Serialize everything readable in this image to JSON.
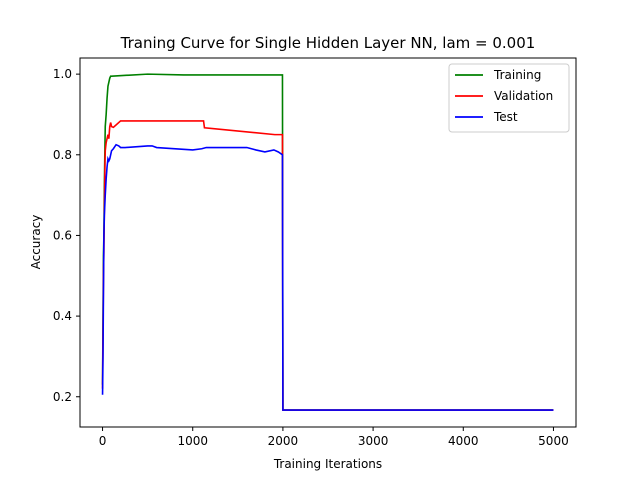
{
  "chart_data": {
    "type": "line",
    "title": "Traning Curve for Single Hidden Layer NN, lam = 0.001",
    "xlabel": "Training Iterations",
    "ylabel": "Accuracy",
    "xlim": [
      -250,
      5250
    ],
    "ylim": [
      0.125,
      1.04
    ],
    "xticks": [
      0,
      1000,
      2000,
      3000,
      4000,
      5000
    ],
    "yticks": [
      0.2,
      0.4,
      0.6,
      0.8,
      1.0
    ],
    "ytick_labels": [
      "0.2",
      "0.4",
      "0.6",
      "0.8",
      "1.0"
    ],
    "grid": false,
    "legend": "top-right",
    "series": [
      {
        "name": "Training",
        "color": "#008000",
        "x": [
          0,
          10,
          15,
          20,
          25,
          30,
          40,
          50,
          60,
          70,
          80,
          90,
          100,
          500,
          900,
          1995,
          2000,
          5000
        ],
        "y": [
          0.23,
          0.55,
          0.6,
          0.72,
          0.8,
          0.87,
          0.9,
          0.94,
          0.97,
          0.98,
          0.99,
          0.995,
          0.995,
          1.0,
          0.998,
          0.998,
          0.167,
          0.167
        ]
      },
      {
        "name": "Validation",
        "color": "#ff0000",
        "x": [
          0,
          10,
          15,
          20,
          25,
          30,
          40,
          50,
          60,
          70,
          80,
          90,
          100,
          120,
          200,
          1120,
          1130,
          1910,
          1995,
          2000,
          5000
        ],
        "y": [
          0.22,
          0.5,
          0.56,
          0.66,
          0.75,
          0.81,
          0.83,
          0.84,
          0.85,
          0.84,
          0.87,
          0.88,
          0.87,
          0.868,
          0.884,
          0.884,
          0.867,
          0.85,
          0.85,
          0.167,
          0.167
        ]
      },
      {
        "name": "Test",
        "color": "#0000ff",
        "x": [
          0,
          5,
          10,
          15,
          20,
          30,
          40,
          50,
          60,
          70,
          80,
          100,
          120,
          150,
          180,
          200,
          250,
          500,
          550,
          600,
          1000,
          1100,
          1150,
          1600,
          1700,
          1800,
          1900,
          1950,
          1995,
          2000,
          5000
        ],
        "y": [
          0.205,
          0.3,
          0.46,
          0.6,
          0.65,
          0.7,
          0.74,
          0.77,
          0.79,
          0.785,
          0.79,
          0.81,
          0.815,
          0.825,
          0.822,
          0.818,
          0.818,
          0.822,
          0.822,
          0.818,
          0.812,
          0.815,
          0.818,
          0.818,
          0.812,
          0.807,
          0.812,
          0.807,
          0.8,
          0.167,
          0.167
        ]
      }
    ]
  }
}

----

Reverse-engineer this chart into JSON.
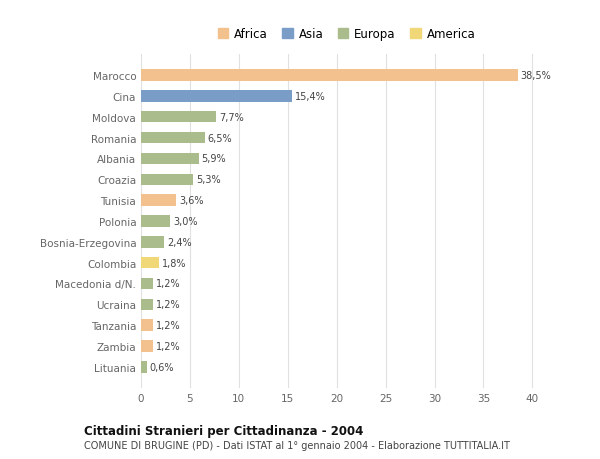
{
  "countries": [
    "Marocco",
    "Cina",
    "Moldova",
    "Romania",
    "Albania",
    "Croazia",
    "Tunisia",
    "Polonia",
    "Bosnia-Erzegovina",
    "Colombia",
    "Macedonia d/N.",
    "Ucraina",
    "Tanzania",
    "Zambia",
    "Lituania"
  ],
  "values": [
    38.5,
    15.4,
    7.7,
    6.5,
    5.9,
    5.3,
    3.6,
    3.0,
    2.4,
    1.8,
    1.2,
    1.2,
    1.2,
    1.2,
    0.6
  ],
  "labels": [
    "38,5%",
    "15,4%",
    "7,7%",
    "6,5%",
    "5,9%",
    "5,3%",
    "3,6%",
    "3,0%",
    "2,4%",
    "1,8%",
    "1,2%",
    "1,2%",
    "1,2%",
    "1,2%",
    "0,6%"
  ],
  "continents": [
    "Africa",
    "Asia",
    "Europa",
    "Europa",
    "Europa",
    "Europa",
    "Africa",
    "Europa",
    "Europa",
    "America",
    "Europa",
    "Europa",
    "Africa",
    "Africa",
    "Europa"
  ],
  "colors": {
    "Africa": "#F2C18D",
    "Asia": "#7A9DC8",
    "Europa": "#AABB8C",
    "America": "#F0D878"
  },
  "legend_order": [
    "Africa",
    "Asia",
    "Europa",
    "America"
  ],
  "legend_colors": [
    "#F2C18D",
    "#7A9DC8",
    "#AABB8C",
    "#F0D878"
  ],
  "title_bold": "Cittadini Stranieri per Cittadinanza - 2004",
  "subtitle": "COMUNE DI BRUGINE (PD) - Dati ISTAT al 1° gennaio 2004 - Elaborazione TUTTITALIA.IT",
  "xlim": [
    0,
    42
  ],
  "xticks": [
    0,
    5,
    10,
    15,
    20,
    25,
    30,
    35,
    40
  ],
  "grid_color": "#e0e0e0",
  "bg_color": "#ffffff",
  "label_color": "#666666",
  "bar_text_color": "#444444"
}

----

* _Work to complete_:
Copy out all lines where the word "this" appears.

* _Solution_:
Serialize everything readable in this image to JSON.
Reverse-engineer this chart into JSON.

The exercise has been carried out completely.